◆ Direction: Copy every line of the data that contains the string "pracowników".

◆ Exercise input:
+===+

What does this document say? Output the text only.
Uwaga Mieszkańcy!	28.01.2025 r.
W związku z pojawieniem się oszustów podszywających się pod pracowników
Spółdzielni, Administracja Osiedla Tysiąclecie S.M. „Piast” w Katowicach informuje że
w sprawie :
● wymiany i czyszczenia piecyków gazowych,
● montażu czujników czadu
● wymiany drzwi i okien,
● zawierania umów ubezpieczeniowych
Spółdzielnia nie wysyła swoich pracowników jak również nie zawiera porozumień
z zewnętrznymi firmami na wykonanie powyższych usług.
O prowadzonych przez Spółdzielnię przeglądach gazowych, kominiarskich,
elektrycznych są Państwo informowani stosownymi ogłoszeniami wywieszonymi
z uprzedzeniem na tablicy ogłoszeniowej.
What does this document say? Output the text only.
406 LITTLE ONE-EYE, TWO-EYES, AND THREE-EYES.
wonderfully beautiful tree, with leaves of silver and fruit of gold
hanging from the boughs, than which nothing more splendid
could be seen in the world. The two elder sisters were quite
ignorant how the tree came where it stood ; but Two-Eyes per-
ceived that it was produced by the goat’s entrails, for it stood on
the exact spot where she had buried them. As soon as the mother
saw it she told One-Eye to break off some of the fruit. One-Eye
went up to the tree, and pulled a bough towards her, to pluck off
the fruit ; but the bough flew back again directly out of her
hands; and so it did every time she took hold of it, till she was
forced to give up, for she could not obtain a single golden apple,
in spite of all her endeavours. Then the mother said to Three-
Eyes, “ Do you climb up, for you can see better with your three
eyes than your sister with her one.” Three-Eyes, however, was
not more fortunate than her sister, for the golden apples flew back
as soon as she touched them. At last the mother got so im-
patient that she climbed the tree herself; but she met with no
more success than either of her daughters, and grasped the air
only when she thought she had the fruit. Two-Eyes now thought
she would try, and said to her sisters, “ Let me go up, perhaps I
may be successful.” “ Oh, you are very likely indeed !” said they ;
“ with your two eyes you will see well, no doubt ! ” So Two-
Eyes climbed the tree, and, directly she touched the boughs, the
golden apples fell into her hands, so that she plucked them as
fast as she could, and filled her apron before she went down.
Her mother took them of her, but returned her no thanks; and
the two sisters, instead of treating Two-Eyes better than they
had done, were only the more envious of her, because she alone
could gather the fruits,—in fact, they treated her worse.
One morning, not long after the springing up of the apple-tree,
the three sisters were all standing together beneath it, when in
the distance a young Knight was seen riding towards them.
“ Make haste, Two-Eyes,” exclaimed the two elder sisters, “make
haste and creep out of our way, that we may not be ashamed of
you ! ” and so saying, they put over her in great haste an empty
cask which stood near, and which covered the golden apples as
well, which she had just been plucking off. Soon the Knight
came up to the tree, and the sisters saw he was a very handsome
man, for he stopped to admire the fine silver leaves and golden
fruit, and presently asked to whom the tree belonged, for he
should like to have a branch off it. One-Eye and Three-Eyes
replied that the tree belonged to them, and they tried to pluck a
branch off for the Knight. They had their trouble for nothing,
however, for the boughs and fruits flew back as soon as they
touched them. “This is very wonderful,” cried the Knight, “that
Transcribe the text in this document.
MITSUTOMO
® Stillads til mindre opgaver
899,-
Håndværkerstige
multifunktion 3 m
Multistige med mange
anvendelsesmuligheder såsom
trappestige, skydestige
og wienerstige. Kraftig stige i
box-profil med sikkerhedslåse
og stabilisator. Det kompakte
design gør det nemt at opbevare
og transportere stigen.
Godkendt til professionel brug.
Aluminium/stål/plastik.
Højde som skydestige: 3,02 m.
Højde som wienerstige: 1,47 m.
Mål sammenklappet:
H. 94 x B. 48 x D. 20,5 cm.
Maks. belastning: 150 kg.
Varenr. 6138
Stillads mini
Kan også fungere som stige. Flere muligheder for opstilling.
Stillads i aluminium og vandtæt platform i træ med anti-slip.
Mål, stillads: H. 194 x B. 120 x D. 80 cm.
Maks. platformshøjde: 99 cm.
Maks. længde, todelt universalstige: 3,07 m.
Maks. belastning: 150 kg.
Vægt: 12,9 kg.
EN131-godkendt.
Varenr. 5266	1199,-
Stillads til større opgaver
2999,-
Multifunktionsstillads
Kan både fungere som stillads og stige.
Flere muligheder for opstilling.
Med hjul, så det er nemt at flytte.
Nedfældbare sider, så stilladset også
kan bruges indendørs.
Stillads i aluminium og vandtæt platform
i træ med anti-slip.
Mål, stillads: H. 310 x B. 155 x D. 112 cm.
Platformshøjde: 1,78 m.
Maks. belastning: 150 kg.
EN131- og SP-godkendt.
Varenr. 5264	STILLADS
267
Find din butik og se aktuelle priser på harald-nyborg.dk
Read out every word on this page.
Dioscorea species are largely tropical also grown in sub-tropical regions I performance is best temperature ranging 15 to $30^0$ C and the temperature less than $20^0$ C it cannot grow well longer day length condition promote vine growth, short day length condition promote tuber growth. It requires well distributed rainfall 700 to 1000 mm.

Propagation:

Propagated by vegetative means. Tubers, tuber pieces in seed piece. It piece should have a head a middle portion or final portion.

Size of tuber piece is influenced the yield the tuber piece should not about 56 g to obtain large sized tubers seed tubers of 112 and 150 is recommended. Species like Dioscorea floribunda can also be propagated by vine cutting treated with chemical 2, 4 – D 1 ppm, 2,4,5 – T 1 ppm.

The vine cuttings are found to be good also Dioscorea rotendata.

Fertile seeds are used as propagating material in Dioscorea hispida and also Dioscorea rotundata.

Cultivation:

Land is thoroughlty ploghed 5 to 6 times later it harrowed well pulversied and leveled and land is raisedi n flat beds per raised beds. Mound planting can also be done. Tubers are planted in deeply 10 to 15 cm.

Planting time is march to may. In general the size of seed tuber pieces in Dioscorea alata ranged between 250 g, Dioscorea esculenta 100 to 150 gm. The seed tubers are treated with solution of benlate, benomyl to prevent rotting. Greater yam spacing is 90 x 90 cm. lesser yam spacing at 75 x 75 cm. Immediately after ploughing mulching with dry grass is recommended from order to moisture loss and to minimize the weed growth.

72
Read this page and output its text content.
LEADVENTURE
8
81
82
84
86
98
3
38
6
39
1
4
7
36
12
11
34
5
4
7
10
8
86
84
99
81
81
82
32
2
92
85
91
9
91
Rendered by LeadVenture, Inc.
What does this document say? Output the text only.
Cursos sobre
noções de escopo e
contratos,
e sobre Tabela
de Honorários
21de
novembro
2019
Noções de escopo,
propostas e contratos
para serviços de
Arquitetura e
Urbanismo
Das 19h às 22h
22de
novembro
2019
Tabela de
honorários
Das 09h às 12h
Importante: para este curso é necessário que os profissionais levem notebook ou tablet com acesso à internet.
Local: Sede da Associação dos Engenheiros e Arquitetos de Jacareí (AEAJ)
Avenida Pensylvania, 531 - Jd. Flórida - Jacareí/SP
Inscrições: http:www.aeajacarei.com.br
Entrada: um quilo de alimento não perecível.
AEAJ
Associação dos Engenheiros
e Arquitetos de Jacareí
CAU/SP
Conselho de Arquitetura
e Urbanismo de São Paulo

+===+

◆ Answer for this exercise:
W związku z pojawieniem się oszustów podszywających się pod pracowników
Spółdzielnia nie wysyła swoich pracowników jak również nie zawiera porozumień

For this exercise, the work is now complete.